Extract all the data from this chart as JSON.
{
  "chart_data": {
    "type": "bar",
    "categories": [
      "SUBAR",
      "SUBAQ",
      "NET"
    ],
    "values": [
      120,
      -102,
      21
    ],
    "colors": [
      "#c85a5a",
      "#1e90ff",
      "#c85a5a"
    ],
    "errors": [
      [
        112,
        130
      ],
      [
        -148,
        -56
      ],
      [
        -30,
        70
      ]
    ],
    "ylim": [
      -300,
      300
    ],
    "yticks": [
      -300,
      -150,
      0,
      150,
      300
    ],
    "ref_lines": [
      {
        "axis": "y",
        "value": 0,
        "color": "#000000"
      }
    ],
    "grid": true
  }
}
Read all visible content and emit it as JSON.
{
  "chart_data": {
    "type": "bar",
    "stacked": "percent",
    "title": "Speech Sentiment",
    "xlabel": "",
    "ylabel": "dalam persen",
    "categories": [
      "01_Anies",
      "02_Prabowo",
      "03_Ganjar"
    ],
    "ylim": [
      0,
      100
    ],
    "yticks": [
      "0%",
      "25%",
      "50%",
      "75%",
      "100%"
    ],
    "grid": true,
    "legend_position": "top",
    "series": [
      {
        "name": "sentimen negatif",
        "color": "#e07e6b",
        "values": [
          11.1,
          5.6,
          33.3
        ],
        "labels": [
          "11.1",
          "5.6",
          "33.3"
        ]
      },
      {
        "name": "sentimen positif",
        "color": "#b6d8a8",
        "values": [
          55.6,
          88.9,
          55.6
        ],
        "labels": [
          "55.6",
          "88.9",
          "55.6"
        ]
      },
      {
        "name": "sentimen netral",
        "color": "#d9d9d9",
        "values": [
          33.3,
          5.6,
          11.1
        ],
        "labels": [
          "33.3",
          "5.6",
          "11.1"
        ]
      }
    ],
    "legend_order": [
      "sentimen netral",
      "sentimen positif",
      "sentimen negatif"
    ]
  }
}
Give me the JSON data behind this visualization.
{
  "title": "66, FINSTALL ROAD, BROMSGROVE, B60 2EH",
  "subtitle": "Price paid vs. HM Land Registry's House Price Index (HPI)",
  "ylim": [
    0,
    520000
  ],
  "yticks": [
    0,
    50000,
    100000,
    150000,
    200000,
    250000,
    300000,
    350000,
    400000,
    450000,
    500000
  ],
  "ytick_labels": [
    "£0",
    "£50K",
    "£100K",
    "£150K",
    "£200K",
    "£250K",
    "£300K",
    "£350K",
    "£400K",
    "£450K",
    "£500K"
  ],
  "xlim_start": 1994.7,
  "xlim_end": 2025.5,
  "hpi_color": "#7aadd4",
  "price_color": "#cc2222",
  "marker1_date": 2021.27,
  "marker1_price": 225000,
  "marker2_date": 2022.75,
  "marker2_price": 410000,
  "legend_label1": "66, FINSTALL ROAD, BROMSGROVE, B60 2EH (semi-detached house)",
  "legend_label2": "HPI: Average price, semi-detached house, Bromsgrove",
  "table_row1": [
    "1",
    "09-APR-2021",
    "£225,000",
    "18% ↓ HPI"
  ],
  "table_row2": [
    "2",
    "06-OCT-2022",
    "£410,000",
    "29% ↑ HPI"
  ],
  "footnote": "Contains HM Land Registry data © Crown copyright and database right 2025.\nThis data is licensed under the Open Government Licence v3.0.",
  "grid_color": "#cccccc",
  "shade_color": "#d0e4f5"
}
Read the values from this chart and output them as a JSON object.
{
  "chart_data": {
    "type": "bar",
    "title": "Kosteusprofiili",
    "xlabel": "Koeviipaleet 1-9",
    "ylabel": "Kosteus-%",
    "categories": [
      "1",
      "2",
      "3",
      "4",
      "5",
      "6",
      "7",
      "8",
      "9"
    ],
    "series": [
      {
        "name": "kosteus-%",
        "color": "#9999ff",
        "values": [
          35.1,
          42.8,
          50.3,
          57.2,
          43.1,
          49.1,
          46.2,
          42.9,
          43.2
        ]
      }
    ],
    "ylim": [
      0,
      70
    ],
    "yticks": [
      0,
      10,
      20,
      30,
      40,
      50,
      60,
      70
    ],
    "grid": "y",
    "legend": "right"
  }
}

+ + + + + + +

Copy out the full material exactly as it appears.

Extract all the data from this chart as JSON.
{
  "chart_data": {
    "type": "bar",
    "categories": [
      "SUBAR",
      "SUBAQ",
      "NET"
    ],
    "values": [
      120,
      -102,
      21
    ],
    "colors": [
      "#c85a5a",
      "#1e90ff",
      "#c85a5a"
    ],
    "errors": [
      [
        112,
        130
      ],
      [
        -148,
        -56
      ],
      [
        -30,
        70
      ]
    ],
    "ylim": [
      -300,
      300
    ],
    "yticks": [
      -300,
      -150,
      0,
      150,
      300
    ],
    "ref_lines": [
      {
        "axis": "y",
        "value": 0,
        "color": "#000000"
      }
    ],
    "grid": true
  }
}
Read all visible content and emit it as JSON.
{
  "chart_data": {
    "type": "bar",
    "stacked": "percent",
    "title": "Speech Sentiment",
    "xlabel": "",
    "ylabel": "dalam persen",
    "categories": [
      "01_Anies",
      "02_Prabowo",
      "03_Ganjar"
    ],
    "ylim": [
      0,
      100
    ],
    "yticks": [
      "0%",
      "25%",
      "50%",
      "75%",
      "100%"
    ],
    "grid": true,
    "legend_position": "top",
    "series": [
      {
        "name": "sentimen negatif",
        "color": "#e07e6b",
        "values": [
          11.1,
          5.6,
          33.3
        ],
        "labels": [
          "11.1",
          "5.6",
          "33.3"
        ]
      },
      {
        "name": "sentimen positif",
        "color": "#b6d8a8",
        "values": [
          55.6,
          88.9,
          55.6
        ],
        "labels": [
          "55.6",
          "88.9",
          "55.6"
        ]
      },
      {
        "name": "sentimen netral",
        "color": "#d9d9d9",
        "values": [
          33.3,
          5.6,
          11.1
        ],
        "labels": [
          "33.3",
          "5.6",
          "11.1"
        ]
      }
    ],
    "legend_order": [
      "sentimen netral",
      "sentimen positif",
      "sentimen negatif"
    ]
  }
}
Give me the JSON data behind this visualization.
{
  "title": "66, FINSTALL ROAD, BROMSGROVE, B60 2EH",
  "subtitle": "Price paid vs. HM Land Registry's House Price Index (HPI)",
  "ylim": [
    0,
    520000
  ],
  "yticks": [
    0,
    50000,
    100000,
    150000,
    200000,
    250000,
    300000,
    350000,
    400000,
    450000,
    500000
  ],
  "ytick_labels": [
    "£0",
    "£50K",
    "£100K",
    "£150K",
    "£200K",
    "£250K",
    "£300K",
    "£350K",
    "£400K",
    "£450K",
    "£500K"
  ],
  "xlim_start": 1994.7,
  "xlim_end": 2025.5,
  "hpi_color": "#7aadd4",
  "price_color": "#cc2222",
  "marker1_date": 2021.27,
  "marker1_price": 225000,
  "marker2_date": 2022.75,
  "marker2_price": 410000,
  "legend_label1": "66, FINSTALL ROAD, BROMSGROVE, B60 2EH (semi-detached house)",
  "legend_label2": "HPI: Average price, semi-detached house, Bromsgrove",
  "table_row1": [
    "1",
    "09-APR-2021",
    "£225,000",
    "18% ↓ HPI"
  ],
  "table_row2": [
    "2",
    "06-OCT-2022",
    "£410,000",
    "29% ↑ HPI"
  ],
  "footnote": "Contains HM Land Registry data © Crown copyright and database right 2025.\nThis data is licensed under the Open Government Licence v3.0.",
  "grid_color": "#cccccc",
  "shade_color": "#d0e4f5"
}
Read the values from this chart and output them as a JSON object.
{
  "chart_data": {
    "type": "bar",
    "title": "Kosteusprofiili",
    "xlabel": "Koeviipaleet 1-9",
    "ylabel": "Kosteus-%",
    "categories": [
      "1",
      "2",
      "3",
      "4",
      "5",
      "6",
      "7",
      "8",
      "9"
    ],
    "series": [
      {
        "name": "kosteus-%",
        "color": "#9999ff",
        "values": [
          35.1,
          42.8,
          50.3,
          57.2,
          43.1,
          49.1,
          46.2,
          42.9,
          43.2
        ]
      }
    ],
    "ylim": [
      0,
      70
    ],
    "yticks": [
      0,
      10,
      20,
      30,
      40,
      50,
      60,
      70
    ],
    "grid": "y",
    "legend": "right"
  }
}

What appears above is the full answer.